== Data to process ==

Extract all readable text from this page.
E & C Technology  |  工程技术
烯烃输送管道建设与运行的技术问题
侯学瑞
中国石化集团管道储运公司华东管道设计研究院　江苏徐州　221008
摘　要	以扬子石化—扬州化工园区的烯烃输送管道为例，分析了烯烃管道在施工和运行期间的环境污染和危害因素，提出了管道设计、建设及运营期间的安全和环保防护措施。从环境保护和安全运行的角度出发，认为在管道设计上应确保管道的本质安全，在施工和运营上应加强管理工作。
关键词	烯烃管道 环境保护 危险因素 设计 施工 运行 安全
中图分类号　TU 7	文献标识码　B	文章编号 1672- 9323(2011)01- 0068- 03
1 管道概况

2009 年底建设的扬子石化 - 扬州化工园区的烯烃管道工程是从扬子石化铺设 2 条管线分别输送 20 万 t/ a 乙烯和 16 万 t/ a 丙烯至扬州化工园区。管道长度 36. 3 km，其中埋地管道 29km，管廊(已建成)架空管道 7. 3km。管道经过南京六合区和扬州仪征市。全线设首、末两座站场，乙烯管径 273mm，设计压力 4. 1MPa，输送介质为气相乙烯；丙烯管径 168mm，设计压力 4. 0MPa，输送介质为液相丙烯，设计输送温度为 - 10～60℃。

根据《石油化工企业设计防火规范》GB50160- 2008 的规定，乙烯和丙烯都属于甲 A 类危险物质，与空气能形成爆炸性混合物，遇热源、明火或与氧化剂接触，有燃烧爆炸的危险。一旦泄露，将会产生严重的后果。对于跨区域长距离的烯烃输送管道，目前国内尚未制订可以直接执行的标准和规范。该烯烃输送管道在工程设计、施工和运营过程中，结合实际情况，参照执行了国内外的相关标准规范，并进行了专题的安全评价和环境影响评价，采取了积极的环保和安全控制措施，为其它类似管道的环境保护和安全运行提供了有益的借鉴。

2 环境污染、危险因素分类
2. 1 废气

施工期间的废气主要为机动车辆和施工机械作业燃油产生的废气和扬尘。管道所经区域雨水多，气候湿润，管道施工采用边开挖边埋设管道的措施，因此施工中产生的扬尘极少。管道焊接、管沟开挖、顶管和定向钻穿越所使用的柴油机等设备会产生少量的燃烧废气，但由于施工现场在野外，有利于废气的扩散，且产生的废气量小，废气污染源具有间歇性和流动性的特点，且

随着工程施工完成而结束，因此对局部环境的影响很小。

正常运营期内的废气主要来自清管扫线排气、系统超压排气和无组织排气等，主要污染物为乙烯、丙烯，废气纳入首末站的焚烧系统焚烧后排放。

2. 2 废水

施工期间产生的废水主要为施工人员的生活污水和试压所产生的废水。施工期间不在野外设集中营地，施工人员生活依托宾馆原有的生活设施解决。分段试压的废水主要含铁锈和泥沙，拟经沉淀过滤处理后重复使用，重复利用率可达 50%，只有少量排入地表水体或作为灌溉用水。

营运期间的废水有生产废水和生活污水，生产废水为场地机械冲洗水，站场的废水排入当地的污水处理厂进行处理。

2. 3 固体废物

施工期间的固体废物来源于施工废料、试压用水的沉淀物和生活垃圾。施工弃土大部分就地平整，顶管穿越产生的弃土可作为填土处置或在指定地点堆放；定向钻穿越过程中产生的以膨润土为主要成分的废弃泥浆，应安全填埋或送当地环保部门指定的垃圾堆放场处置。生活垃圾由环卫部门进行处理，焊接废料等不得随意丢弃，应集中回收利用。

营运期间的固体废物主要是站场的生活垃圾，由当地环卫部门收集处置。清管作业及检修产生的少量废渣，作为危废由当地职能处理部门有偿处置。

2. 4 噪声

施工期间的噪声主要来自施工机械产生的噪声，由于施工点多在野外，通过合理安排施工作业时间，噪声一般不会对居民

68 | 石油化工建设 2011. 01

===

Retype the data exactly as given.

Completed exercise:
Extract all readable text from this page.
E & C Technology  |  工程技术
烯烃输送管道建设与运行的技术问题
侯学瑞
中国石化集团管道储运公司华东管道设计研究院　江苏徐州　221008
摘　要	以扬子石化—扬州化工园区的烯烃输送管道为例，分析了烯烃管道在施工和运行期间的环境污染和危害因素，提出了管道设计、建设及运营期间的安全和环保防护措施。从环境保护和安全运行的角度出发，认为在管道设计上应确保管道的本质安全，在施工和运营上应加强管理工作。
关键词	烯烃管道 环境保护 危险因素 设计 施工 运行 安全
中图分类号　TU 7	文献标识码　B	文章编号 1672- 9323(2011)01- 0068- 03
1 管道概况

2009 年底建设的扬子石化 - 扬州化工园区的烯烃管道工程是从扬子石化铺设 2 条管线分别输送 20 万 t/ a 乙烯和 16 万 t/ a 丙烯至扬州化工园区。管道长度 36. 3 km，其中埋地管道 29km，管廊(已建成)架空管道 7. 3km。管道经过南京六合区和扬州仪征市。全线设首、末两座站场，乙烯管径 273mm，设计压力 4. 1MPa，输送介质为气相乙烯；丙烯管径 168mm，设计压力 4. 0MPa，输送介质为液相丙烯，设计输送温度为 - 10～60℃。

根据《石油化工企业设计防火规范》GB50160- 2008 的规定，乙烯和丙烯都属于甲 A 类危险物质，与空气能形成爆炸性混合物，遇热源、明火或与氧化剂接触，有燃烧爆炸的危险。一旦泄露，将会产生严重的后果。对于跨区域长距离的烯烃输送管道，目前国内尚未制订可以直接执行的标准和规范。该烯烃输送管道在工程设计、施工和运营过程中，结合实际情况，参照执行了国内外的相关标准规范，并进行了专题的安全评价和环境影响评价，采取了积极的环保和安全控制措施，为其它类似管道的环境保护和安全运行提供了有益的借鉴。

2 环境污染、危险因素分类
2. 1 废气

施工期间的废气主要为机动车辆和施工机械作业燃油产生的废气和扬尘。管道所经区域雨水多，气候湿润，管道施工采用边开挖边埋设管道的措施，因此施工中产生的扬尘极少。管道焊接、管沟开挖、顶管和定向钻穿越所使用的柴油机等设备会产生少量的燃烧废气，但由于施工现场在野外，有利于废气的扩散，且产生的废气量小，废气污染源具有间歇性和流动性的特点，且

随着工程施工完成而结束，因此对局部环境的影响很小。

正常运营期内的废气主要来自清管扫线排气、系统超压排气和无组织排气等，主要污染物为乙烯、丙烯，废气纳入首末站的焚烧系统焚烧后排放。

2. 2 废水

施工期间产生的废水主要为施工人员的生活污水和试压所产生的废水。施工期间不在野外设集中营地，施工人员生活依托宾馆原有的生活设施解决。分段试压的废水主要含铁锈和泥沙，拟经沉淀过滤处理后重复使用，重复利用率可达 50%，只有少量排入地表水体或作为灌溉用水。

营运期间的废水有生产废水和生活污水，生产废水为场地机械冲洗水，站场的废水排入当地的污水处理厂进行处理。

2. 3 固体废物

施工期间的固体废物来源于施工废料、试压用水的沉淀物和生活垃圾。施工弃土大部分就地平整，顶管穿越产生的弃土可作为填土处置或在指定地点堆放；定向钻穿越过程中产生的以膨润土为主要成分的废弃泥浆，应安全填埋或送当地环保部门指定的垃圾堆放场处置。生活垃圾由环卫部门进行处理，焊接废料等不得随意丢弃，应集中回收利用。

营运期间的固体废物主要是站场的生活垃圾，由当地环卫部门收集处置。清管作业及检修产生的少量废渣，作为危废由当地职能处理部门有偿处置。

2. 4 噪声

施工期间的噪声主要来自施工机械产生的噪声，由于施工点多在野外，通过合理安排施工作业时间，噪声一般不会对居民

68 | 石油化工建设 2011. 01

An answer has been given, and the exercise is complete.